Records to process →
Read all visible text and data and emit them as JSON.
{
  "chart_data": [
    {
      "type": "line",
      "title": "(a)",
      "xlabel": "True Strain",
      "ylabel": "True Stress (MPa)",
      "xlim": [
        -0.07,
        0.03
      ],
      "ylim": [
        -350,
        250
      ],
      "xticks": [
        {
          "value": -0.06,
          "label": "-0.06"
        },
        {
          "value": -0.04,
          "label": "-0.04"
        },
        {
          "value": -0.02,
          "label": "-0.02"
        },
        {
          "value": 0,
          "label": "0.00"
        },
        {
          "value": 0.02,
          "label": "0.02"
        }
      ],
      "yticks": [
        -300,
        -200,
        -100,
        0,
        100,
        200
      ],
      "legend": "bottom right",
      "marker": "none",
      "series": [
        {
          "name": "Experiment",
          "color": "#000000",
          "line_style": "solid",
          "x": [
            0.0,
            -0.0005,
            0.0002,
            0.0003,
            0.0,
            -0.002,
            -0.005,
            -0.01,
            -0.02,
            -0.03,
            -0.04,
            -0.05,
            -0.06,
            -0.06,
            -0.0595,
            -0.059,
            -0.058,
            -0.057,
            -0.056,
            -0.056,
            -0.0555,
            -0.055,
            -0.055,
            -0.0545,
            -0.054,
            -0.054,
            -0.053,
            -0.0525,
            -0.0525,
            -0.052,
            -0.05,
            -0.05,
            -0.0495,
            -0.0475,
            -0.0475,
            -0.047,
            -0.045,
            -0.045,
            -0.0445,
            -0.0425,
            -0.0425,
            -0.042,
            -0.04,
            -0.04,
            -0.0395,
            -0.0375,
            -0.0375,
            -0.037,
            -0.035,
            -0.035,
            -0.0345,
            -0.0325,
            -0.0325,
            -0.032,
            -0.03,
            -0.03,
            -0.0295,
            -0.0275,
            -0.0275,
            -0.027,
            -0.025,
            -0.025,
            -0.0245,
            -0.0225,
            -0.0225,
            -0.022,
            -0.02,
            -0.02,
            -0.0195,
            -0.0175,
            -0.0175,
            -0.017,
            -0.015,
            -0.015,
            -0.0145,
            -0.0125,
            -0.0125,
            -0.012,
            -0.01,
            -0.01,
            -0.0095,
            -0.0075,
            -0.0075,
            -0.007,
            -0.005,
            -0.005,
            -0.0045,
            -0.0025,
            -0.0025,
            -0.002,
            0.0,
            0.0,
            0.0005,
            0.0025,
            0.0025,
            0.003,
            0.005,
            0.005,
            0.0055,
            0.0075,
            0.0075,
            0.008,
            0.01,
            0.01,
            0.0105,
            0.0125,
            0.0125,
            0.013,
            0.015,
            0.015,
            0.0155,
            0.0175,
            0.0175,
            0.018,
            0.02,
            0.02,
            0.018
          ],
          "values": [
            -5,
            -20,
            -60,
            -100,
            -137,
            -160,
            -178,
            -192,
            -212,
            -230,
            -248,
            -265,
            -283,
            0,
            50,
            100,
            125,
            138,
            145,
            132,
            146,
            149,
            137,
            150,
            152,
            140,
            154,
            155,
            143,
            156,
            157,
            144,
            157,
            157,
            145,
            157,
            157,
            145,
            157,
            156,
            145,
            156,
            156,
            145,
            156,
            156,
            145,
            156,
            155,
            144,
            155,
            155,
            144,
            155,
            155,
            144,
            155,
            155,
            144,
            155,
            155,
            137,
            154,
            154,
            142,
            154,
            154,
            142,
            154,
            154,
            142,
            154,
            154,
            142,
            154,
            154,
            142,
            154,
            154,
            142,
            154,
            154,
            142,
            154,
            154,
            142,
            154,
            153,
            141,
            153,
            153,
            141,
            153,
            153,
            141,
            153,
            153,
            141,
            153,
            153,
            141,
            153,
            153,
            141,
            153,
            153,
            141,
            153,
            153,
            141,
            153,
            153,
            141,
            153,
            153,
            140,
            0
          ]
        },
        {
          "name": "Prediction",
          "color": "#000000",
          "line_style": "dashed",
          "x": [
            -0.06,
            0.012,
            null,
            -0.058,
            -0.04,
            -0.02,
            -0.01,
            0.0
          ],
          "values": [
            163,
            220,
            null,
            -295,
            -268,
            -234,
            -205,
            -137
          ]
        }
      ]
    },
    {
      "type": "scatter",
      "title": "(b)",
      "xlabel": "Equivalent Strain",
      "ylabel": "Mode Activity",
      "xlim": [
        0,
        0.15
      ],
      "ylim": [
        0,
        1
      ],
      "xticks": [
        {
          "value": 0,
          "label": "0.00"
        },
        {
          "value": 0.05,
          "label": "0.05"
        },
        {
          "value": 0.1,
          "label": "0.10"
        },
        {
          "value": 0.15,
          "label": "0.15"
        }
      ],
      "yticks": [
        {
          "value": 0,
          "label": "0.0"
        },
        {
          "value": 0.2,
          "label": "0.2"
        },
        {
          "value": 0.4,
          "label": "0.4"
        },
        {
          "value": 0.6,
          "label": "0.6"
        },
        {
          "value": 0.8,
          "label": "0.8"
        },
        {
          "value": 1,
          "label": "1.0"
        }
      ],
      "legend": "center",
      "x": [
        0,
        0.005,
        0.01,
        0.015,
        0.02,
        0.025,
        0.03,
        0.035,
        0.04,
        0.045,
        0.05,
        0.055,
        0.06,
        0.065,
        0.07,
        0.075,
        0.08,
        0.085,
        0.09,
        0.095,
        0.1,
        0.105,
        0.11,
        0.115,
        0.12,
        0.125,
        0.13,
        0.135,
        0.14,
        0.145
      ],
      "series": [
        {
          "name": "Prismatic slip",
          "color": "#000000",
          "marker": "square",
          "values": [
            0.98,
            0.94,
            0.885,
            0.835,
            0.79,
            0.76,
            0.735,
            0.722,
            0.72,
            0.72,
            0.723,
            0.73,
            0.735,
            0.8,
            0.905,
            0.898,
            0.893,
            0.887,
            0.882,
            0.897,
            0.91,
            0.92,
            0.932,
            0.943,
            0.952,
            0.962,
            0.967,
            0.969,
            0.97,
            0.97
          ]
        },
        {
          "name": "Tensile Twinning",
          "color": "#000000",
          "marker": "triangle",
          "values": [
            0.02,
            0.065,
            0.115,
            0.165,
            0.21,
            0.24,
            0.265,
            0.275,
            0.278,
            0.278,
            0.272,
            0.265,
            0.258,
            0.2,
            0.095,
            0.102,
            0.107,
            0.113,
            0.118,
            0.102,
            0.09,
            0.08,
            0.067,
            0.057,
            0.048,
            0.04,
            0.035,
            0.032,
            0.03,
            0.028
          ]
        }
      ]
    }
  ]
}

To be done → Repeat every line of the material exactly as given.

The output →
Read all visible text and data and emit them as JSON.
{
  "chart_data": [
    {
      "type": "line",
      "title": "(a)",
      "xlabel": "True Strain",
      "ylabel": "True Stress (MPa)",
      "xlim": [
        -0.07,
        0.03
      ],
      "ylim": [
        -350,
        250
      ],
      "xticks": [
        {
          "value": -0.06,
          "label": "-0.06"
        },
        {
          "value": -0.04,
          "label": "-0.04"
        },
        {
          "value": -0.02,
          "label": "-0.02"
        },
        {
          "value": 0,
          "label": "0.00"
        },
        {
          "value": 0.02,
          "label": "0.02"
        }
      ],
      "yticks": [
        -300,
        -200,
        -100,
        0,
        100,
        200
      ],
      "legend": "bottom right",
      "marker": "none",
      "series": [
        {
          "name": "Experiment",
          "color": "#000000",
          "line_style": "solid",
          "x": [
            0.0,
            -0.0005,
            0.0002,
            0.0003,
            0.0,
            -0.002,
            -0.005,
            -0.01,
            -0.02,
            -0.03,
            -0.04,
            -0.05,
            -0.06,
            -0.06,
            -0.0595,
            -0.059,
            -0.058,
            -0.057,
            -0.056,
            -0.056,
            -0.0555,
            -0.055,
            -0.055,
            -0.0545,
            -0.054,
            -0.054,
            -0.053,
            -0.0525,
            -0.0525,
            -0.052,
            -0.05,
            -0.05,
            -0.0495,
            -0.0475,
            -0.0475,
            -0.047,
            -0.045,
            -0.045,
            -0.0445,
            -0.0425,
            -0.0425,
            -0.042,
            -0.04,
            -0.04,
            -0.0395,
            -0.0375,
            -0.0375,
            -0.037,
            -0.035,
            -0.035,
            -0.0345,
            -0.0325,
            -0.0325,
            -0.032,
            -0.03,
            -0.03,
            -0.0295,
            -0.0275,
            -0.0275,
            -0.027,
            -0.025,
            -0.025,
            -0.0245,
            -0.0225,
            -0.0225,
            -0.022,
            -0.02,
            -0.02,
            -0.0195,
            -0.0175,
            -0.0175,
            -0.017,
            -0.015,
            -0.015,
            -0.0145,
            -0.0125,
            -0.0125,
            -0.012,
            -0.01,
            -0.01,
            -0.0095,
            -0.0075,
            -0.0075,
            -0.007,
            -0.005,
            -0.005,
            -0.0045,
            -0.0025,
            -0.0025,
            -0.002,
            0.0,
            0.0,
            0.0005,
            0.0025,
            0.0025,
            0.003,
            0.005,
            0.005,
            0.0055,
            0.0075,
            0.0075,
            0.008,
            0.01,
            0.01,
            0.0105,
            0.0125,
            0.0125,
            0.013,
            0.015,
            0.015,
            0.0155,
            0.0175,
            0.0175,
            0.018,
            0.02,
            0.02,
            0.018
          ],
          "values": [
            -5,
            -20,
            -60,
            -100,
            -137,
            -160,
            -178,
            -192,
            -212,
            -230,
            -248,
            -265,
            -283,
            0,
            50,
            100,
            125,
            138,
            145,
            132,
            146,
            149,
            137,
            150,
            152,
            140,
            154,
            155,
            143,
            156,
            157,
            144,
            157,
            157,
            145,
            157,
            157,
            145,
            157,
            156,
            145,
            156,
            156,
            145,
            156,
            156,
            145,
            156,
            155,
            144,
            155,
            155,
            144,
            155,
            155,
            144,
            155,
            155,
            144,
            155,
            155,
            137,
            154,
            154,
            142,
            154,
            154,
            142,
            154,
            154,
            142,
            154,
            154,
            142,
            154,
            154,
            142,
            154,
            154,
            142,
            154,
            154,
            142,
            154,
            154,
            142,
            154,
            153,
            141,
            153,
            153,
            141,
            153,
            153,
            141,
            153,
            153,
            141,
            153,
            153,
            141,
            153,
            153,
            141,
            153,
            153,
            141,
            153,
            153,
            141,
            153,
            153,
            141,
            153,
            153,
            140,
            0
          ]
        },
        {
          "name": "Prediction",
          "color": "#000000",
          "line_style": "dashed",
          "x": [
            -0.06,
            0.012,
            null,
            -0.058,
            -0.04,
            -0.02,
            -0.01,
            0.0
          ],
          "values": [
            163,
            220,
            null,
            -295,
            -268,
            -234,
            -205,
            -137
          ]
        }
      ]
    },
    {
      "type": "scatter",
      "title": "(b)",
      "xlabel": "Equivalent Strain",
      "ylabel": "Mode Activity",
      "xlim": [
        0,
        0.15
      ],
      "ylim": [
        0,
        1
      ],
      "xticks": [
        {
          "value": 0,
          "label": "0.00"
        },
        {
          "value": 0.05,
          "label": "0.05"
        },
        {
          "value": 0.1,
          "label": "0.10"
        },
        {
          "value": 0.15,
          "label": "0.15"
        }
      ],
      "yticks": [
        {
          "value": 0,
          "label": "0.0"
        },
        {
          "value": 0.2,
          "label": "0.2"
        },
        {
          "value": 0.4,
          "label": "0.4"
        },
        {
          "value": 0.6,
          "label": "0.6"
        },
        {
          "value": 0.8,
          "label": "0.8"
        },
        {
          "value": 1,
          "label": "1.0"
        }
      ],
      "legend": "center",
      "x": [
        0,
        0.005,
        0.01,
        0.015,
        0.02,
        0.025,
        0.03,
        0.035,
        0.04,
        0.045,
        0.05,
        0.055,
        0.06,
        0.065,
        0.07,
        0.075,
        0.08,
        0.085,
        0.09,
        0.095,
        0.1,
        0.105,
        0.11,
        0.115,
        0.12,
        0.125,
        0.13,
        0.135,
        0.14,
        0.145
      ],
      "series": [
        {
          "name": "Prismatic slip",
          "color": "#000000",
          "marker": "square",
          "values": [
            0.98,
            0.94,
            0.885,
            0.835,
            0.79,
            0.76,
            0.735,
            0.722,
            0.72,
            0.72,
            0.723,
            0.73,
            0.735,
            0.8,
            0.905,
            0.898,
            0.893,
            0.887,
            0.882,
            0.897,
            0.91,
            0.92,
            0.932,
            0.943,
            0.952,
            0.962,
            0.967,
            0.969,
            0.97,
            0.97
          ]
        },
        {
          "name": "Tensile Twinning",
          "color": "#000000",
          "marker": "triangle",
          "values": [
            0.02,
            0.065,
            0.115,
            0.165,
            0.21,
            0.24,
            0.265,
            0.275,
            0.278,
            0.278,
            0.272,
            0.265,
            0.258,
            0.2,
            0.095,
            0.102,
            0.107,
            0.113,
            0.118,
            0.102,
            0.09,
            0.08,
            0.067,
            0.057,
            0.048,
            0.04,
            0.035,
            0.032,
            0.03,
            0.028
          ]
        }
      ]
    }
  ]
}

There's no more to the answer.